■ Data records
---+---

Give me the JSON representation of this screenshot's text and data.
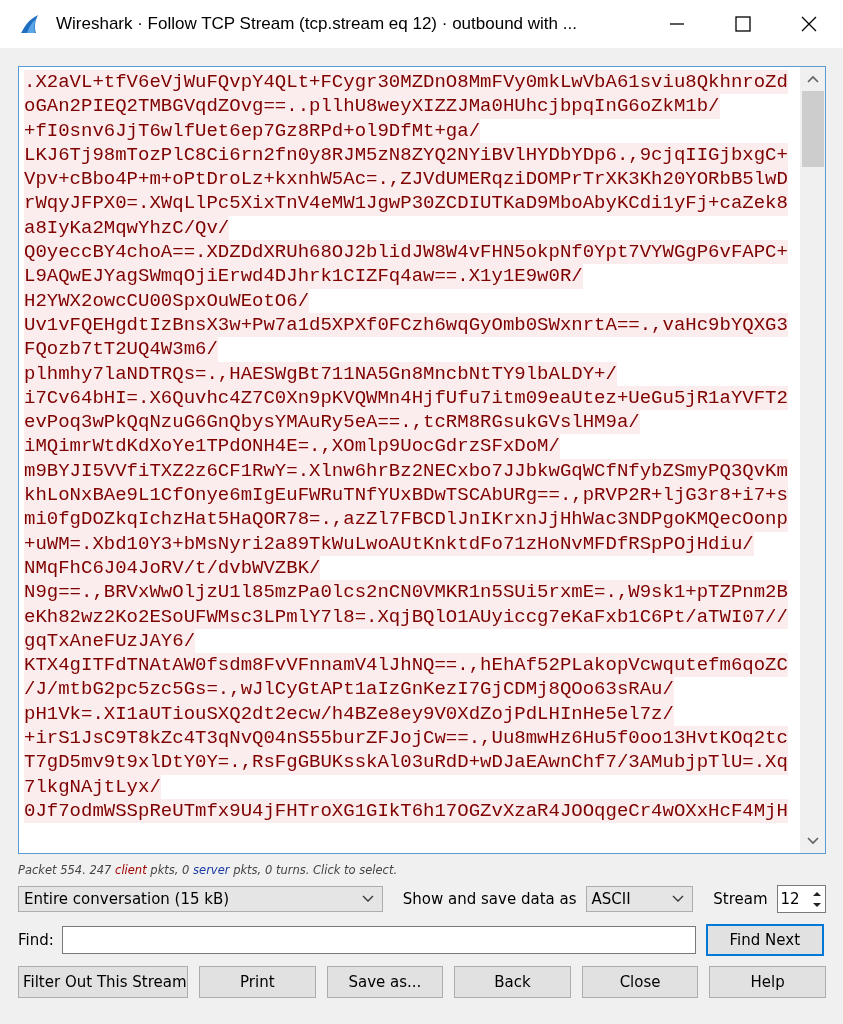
{
  "window": {
    "title": "Wireshark · Follow TCP Stream (tcp.stream eq 12) · outbound with ..."
  },
  "stream": {
    "lines": [
      ".X2aVL+tfV6eVjWuFQvpY4QLt+FCygr30MZDnO8MmFVy0mkLwVbA61sviu8QkhnroZd",
      "oGAn2PIEQ2TMBGVqdZOvg==..pllhU8weyXIZZJMa0HUhcjbpqInG6oZkM1b/",
      "+fI0snv6JjT6wlfUet6ep7Gz8RPd+ol9DfMt+ga/",
      "LKJ6Tj98mTozPlC8Ci6rn2fn0y8RJM5zN8ZYQ2NYiBVlHYDbYDp6.,9cjqIIGjbxgC+",
      "Vpv+cBbo4P+m+oPtDroLz+kxnhW5Ac=.,ZJVdUMERqziDOMPrTrXK3Kh20YORbB5lwD",
      "rWqyJFPX0=.XWqLlPc5XixTnV4eMW1JgwP30ZCDIUTKaD9MboAbyKCdi1yFj+caZek8",
      "a8IyKa2MqwYhzC/Qv/",
      "Q0yeccBY4choA==.XDZDdXRUh68OJ2blidJW8W4vFHN5okpNf0Ypt7VYWGgP6vFAPC+",
      "L9AQwEJYagSWmqOjiErwd4DJhrk1CIZFq4aw==.X1y1E9w0R/",
      "H2YWX2owcCU00SpxOuWEotO6/",
      "Uv1vFQEHgdtIzBnsX3w+Pw7a1d5XPXf0FCzh6wqGyOmb0SWxnrtA==.,vaHc9bYQXG3",
      "FQozb7tT2UQ4W3m6/",
      "plhmhy7laNDTRQs=.,HAESWgBt711NA5Gn8MncbNtTY9lbALDY+/",
      "i7Cv64bHI=.X6Quvhc4Z7C0Xn9pKVQWMn4HjfUfu7itm09eaUtez+UeGu5jR1aYVFT2",
      "evPoq3wPkQqNzuG6GnQbysYMAuRy5eA==.,tcRM8RGsukGVslHM9a/",
      "iMQimrWtdKdXoYe1TPdONH4E=.,XOmlp9UocGdrzSFxDoM/",
      "m9BYJI5VVfiTXZ2z6CF1RwY=.Xlnw6hrBz2NECxbo7JJbkwGqWCfNfybZSmyPQ3QvKm",
      "khLoNxBAe9L1CfOnye6mIgEuFWRuTNfYUxBDwTSCAbURg==.,pRVP2R+ljG3r8+i7+s",
      "mi0fgDOZkqIchzHat5HaQOR78=.,azZl7FBCDlJnIKrxnJjHhWac3NDPgoKMQecOonp",
      "+uWM=.Xbd10Y3+bMsNyri2a89TkWuLwoAUtKnktdFo71zHoNvMFDfRSpPOjHdiu/",
      "NMqFhC6J04JoRV/t/dvbWVZBK/",
      "N9g==.,BRVxWwOljzU1l85mzPa0lcs2nCN0VMKR1n5SUi5rxmE=.,W9sk1+pTZPnm2B",
      "eKh82wz2Ko2ESoUFWMsc3LPmlY7l8=.XqjBQlO1AUyiccg7eKaFxb1C6Pt/aTWI07//",
      "gqTxAneFUzJAY6/",
      "KTX4gITFdTNAtAW0fsdm8FvVFnnamV4lJhNQ==.,hEhAf52PLakopVcwqutefm6qoZC",
      "/J/mtbG2pc5zc5Gs=.,wJlCyGtAPt1aIzGnKezI7GjCDMj8QOo63sRAu/",
      "pH1Vk=.XI1aUTiouSXQ2dt2ecw/h4BZe8ey9V0XdZojPdLHInHe5el7z/",
      "+irS1JsC9T8kZc4T3qNvQ04nS55burZFJojCw==.,Uu8mwHz6Hu5f0oo13HvtKOq2tc",
      "T7gD5mv9t9xlDtY0Y=.,RsFgGBUKsskAl03uRdD+wDJaEAwnChf7/3AMubjpTlU=.Xq",
      "7lkgNAjtLyx/",
      "0Jf7odmWSSpReUTmfx9U4jFHTroXG1GIkT6h17OGZvXzaR4JOOqgeCr4wOXxHcF4MjH"
    ]
  },
  "status": [
    {
      "kind": "plain",
      "text": "Packet 554. 247 "
    },
    {
      "kind": "client",
      "text": "client"
    },
    {
      "kind": "plain",
      "text": " pkts, 0 "
    },
    {
      "kind": "server",
      "text": "server"
    },
    {
      "kind": "plain",
      "text": " pkts, 0 turns. Click to select."
    }
  ],
  "conversation_select": {
    "value": "Entire conversation (15 kB)"
  },
  "format_label": "Show and save data as",
  "format_select": {
    "value": "ASCII"
  },
  "stream_label": "Stream",
  "stream_spinner": {
    "value": "12"
  },
  "find": {
    "label": "Find:",
    "button": {
      "label": "Find Next",
      "default": true
    }
  },
  "buttons": [
    {
      "label": "Filter Out This Stream",
      "default": false
    },
    {
      "label": "Print",
      "default": false
    },
    {
      "label": "Save as...",
      "default": false
    },
    {
      "label": "Back",
      "default": false
    },
    {
      "label": "Close",
      "default": false
    },
    {
      "label": "Help",
      "default": false
    }
  ]
}
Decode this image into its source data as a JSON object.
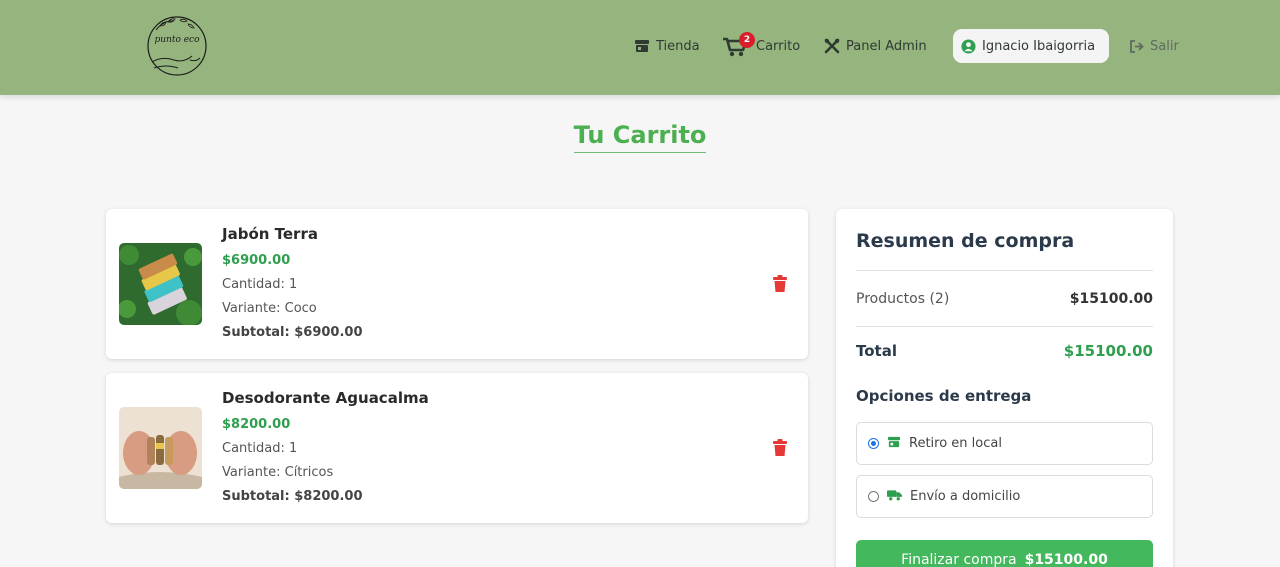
{
  "brand": {
    "logo_text": "punto eco"
  },
  "nav": {
    "tienda": "Tienda",
    "carrito": "Carrito",
    "cart_count": "2",
    "admin": "Panel Admin",
    "user": "Ignacio Ibaigorria",
    "salir": "Salir"
  },
  "page": {
    "title": "Tu Carrito"
  },
  "cart": {
    "items": [
      {
        "name": "Jabón Terra",
        "price": "$6900.00",
        "quantity": "Cantidad: 1",
        "variant": "Variante: Coco",
        "subtotal": "Subtotal: $6900.00"
      },
      {
        "name": "Desodorante Aguacalma",
        "price": "$8200.00",
        "quantity": "Cantidad: 1",
        "variant": "Variante: Cítricos",
        "subtotal": "Subtotal: $8200.00"
      }
    ]
  },
  "summary": {
    "title": "Resumen de compra",
    "products_label": "Productos (2)",
    "products_value": "$15100.00",
    "total_label": "Total",
    "total_value": "$15100.00",
    "delivery_title": "Opciones de entrega",
    "options": [
      "Retiro en local",
      "Envío a domicilio"
    ],
    "selected_option": "Retiro en local",
    "checkout_label": "Finalizar compra",
    "checkout_amount": "$15100.00"
  },
  "colors": {
    "navbar": "#96b47e",
    "accent_green": "#4caf50",
    "price_green": "#2e9e4f",
    "button_green": "#43b85c",
    "delete_red": "#e53935",
    "badge_red": "#d61f2a"
  },
  "icons": {
    "tienda": "store-icon",
    "carrito": "cart-icon",
    "admin": "tools-icon",
    "user": "user-circle-icon",
    "salir": "logout-icon",
    "delete": "trash-icon",
    "pickup": "store-icon",
    "shipping": "truck-icon"
  }
}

---+---

■ Problem statement
Output the records above exactly; leave out the pictures.

■ In response
Give me the JSON representation of this screenshot's text and data.
{
  "window": {
    "title": "Wireshark · Follow TCP Stream (tcp.stream eq 12) · outbound with ..."
  },
  "stream": {
    "lines": [
      ".X2aVL+tfV6eVjWuFQvpY4QLt+FCygr30MZDnO8MmFVy0mkLwVbA61sviu8QkhnroZd",
      "oGAn2PIEQ2TMBGVqdZOvg==..pllhU8weyXIZZJMa0HUhcjbpqInG6oZkM1b/",
      "+fI0snv6JjT6wlfUet6ep7Gz8RPd+ol9DfMt+ga/",
      "LKJ6Tj98mTozPlC8Ci6rn2fn0y8RJM5zN8ZYQ2NYiBVlHYDbYDp6.,9cjqIIGjbxgC+",
      "Vpv+cBbo4P+m+oPtDroLz+kxnhW5Ac=.,ZJVdUMERqziDOMPrTrXK3Kh20YORbB5lwD",
      "rWqyJFPX0=.XWqLlPc5XixTnV4eMW1JgwP30ZCDIUTKaD9MboAbyKCdi1yFj+caZek8",
      "a8IyKa2MqwYhzC/Qv/",
      "Q0yeccBY4choA==.XDZDdXRUh68OJ2blidJW8W4vFHN5okpNf0Ypt7VYWGgP6vFAPC+",
      "L9AQwEJYagSWmqOjiErwd4DJhrk1CIZFq4aw==.X1y1E9w0R/",
      "H2YWX2owcCU00SpxOuWEotO6/",
      "Uv1vFQEHgdtIzBnsX3w+Pw7a1d5XPXf0FCzh6wqGyOmb0SWxnrtA==.,vaHc9bYQXG3",
      "FQozb7tT2UQ4W3m6/",
      "plhmhy7laNDTRQs=.,HAESWgBt711NA5Gn8MncbNtTY9lbALDY+/",
      "i7Cv64bHI=.X6Quvhc4Z7C0Xn9pKVQWMn4HjfUfu7itm09eaUtez+UeGu5jR1aYVFT2",
      "evPoq3wPkQqNzuG6GnQbysYMAuRy5eA==.,tcRM8RGsukGVslHM9a/",
      "iMQimrWtdKdXoYe1TPdONH4E=.,XOmlp9UocGdrzSFxDoM/",
      "m9BYJI5VVfiTXZ2z6CF1RwY=.Xlnw6hrBz2NECxbo7JJbkwGqWCfNfybZSmyPQ3QvKm",
      "khLoNxBAe9L1CfOnye6mIgEuFWRuTNfYUxBDwTSCAbURg==.,pRVP2R+ljG3r8+i7+s",
      "mi0fgDOZkqIchzHat5HaQOR78=.,azZl7FBCDlJnIKrxnJjHhWac3NDPgoKMQecOonp",
      "+uWM=.Xbd10Y3+bMsNyri2a89TkWuLwoAUtKnktdFo71zHoNvMFDfRSpPOjHdiu/",
      "NMqFhC6J04JoRV/t/dvbWVZBK/",
      "N9g==.,BRVxWwOljzU1l85mzPa0lcs2nCN0VMKR1n5SUi5rxmE=.,W9sk1+pTZPnm2B",
      "eKh82wz2Ko2ESoUFWMsc3LPmlY7l8=.XqjBQlO1AUyiccg7eKaFxb1C6Pt/aTWI07//",
      "gqTxAneFUzJAY6/",
      "KTX4gITFdTNAtAW0fsdm8FvVFnnamV4lJhNQ==.,hEhAf52PLakopVcwqutefm6qoZC",
      "/J/mtbG2pc5zc5Gs=.,wJlCyGtAPt1aIzGnKezI7GjCDMj8QOo63sRAu/",
      "pH1Vk=.XI1aUTiouSXQ2dt2ecw/h4BZe8ey9V0XdZojPdLHInHe5el7z/",
      "+irS1JsC9T8kZc4T3qNvQ04nS55burZFJojCw==.,Uu8mwHz6Hu5f0oo13HvtKOq2tc",
      "T7gD5mv9t9xlDtY0Y=.,RsFgGBUKsskAl03uRdD+wDJaEAwnChf7/3AMubjpTlU=.Xq",
      "7lkgNAjtLyx/",
      "0Jf7odmWSSpReUTmfx9U4jFHTroXG1GIkT6h17OGZvXzaR4JOOqgeCr4wOXxHcF4MjH"
    ]
  },
  "status": [
    {
      "kind": "plain",
      "text": "Packet 554. 247 "
    },
    {
      "kind": "client",
      "text": "client"
    },
    {
      "kind": "plain",
      "text": " pkts, 0 "
    },
    {
      "kind": "server",
      "text": "server"
    },
    {
      "kind": "plain",
      "text": " pkts, 0 turns. Click to select."
    }
  ],
  "conversation_select": {
    "value": "Entire conversation (15 kB)"
  },
  "format_label": "Show and save data as",
  "format_select": {
    "value": "ASCII"
  },
  "stream_label": "Stream",
  "stream_spinner": {
    "value": "12"
  },
  "find": {
    "label": "Find:",
    "button": {
      "label": "Find Next",
      "default": true
    }
  },
  "buttons": [
    {
      "label": "Filter Out This Stream",
      "default": false
    },
    {
      "label": "Print",
      "default": false
    },
    {
      "label": "Save as...",
      "default": false
    },
    {
      "label": "Back",
      "default": false
    },
    {
      "label": "Close",
      "default": false
    },
    {
      "label": "Help",
      "default": false
    }
  ]
}
Decode this image into its source data as a JSON object.
{
  "brand": {
    "logo_text": "punto eco"
  },
  "nav": {
    "tienda": "Tienda",
    "carrito": "Carrito",
    "cart_count": "2",
    "admin": "Panel Admin",
    "user": "Ignacio Ibaigorria",
    "salir": "Salir"
  },
  "page": {
    "title": "Tu Carrito"
  },
  "cart": {
    "items": [
      {
        "name": "Jabón Terra",
        "price": "$6900.00",
        "quantity": "Cantidad: 1",
        "variant": "Variante: Coco",
        "subtotal": "Subtotal: $6900.00"
      },
      {
        "name": "Desodorante Aguacalma",
        "price": "$8200.00",
        "quantity": "Cantidad: 1",
        "variant": "Variante: Cítricos",
        "subtotal": "Subtotal: $8200.00"
      }
    ]
  },
  "summary": {
    "title": "Resumen de compra",
    "products_label": "Productos (2)",
    "products_value": "$15100.00",
    "total_label": "Total",
    "total_value": "$15100.00",
    "delivery_title": "Opciones de entrega",
    "options": [
      "Retiro en local",
      "Envío a domicilio"
    ],
    "selected_option": "Retiro en local",
    "checkout_label": "Finalizar compra",
    "checkout_amount": "$15100.00"
  },
  "colors": {
    "navbar": "#96b47e",
    "accent_green": "#4caf50",
    "price_green": "#2e9e4f",
    "button_green": "#43b85c",
    "delete_red": "#e53935",
    "badge_red": "#d61f2a"
  },
  "icons": {
    "tienda": "store-icon",
    "carrito": "cart-icon",
    "admin": "tools-icon",
    "user": "user-circle-icon",
    "salir": "logout-icon",
    "delete": "trash-icon",
    "pickup": "store-icon",
    "shipping": "truck-icon"
  }
}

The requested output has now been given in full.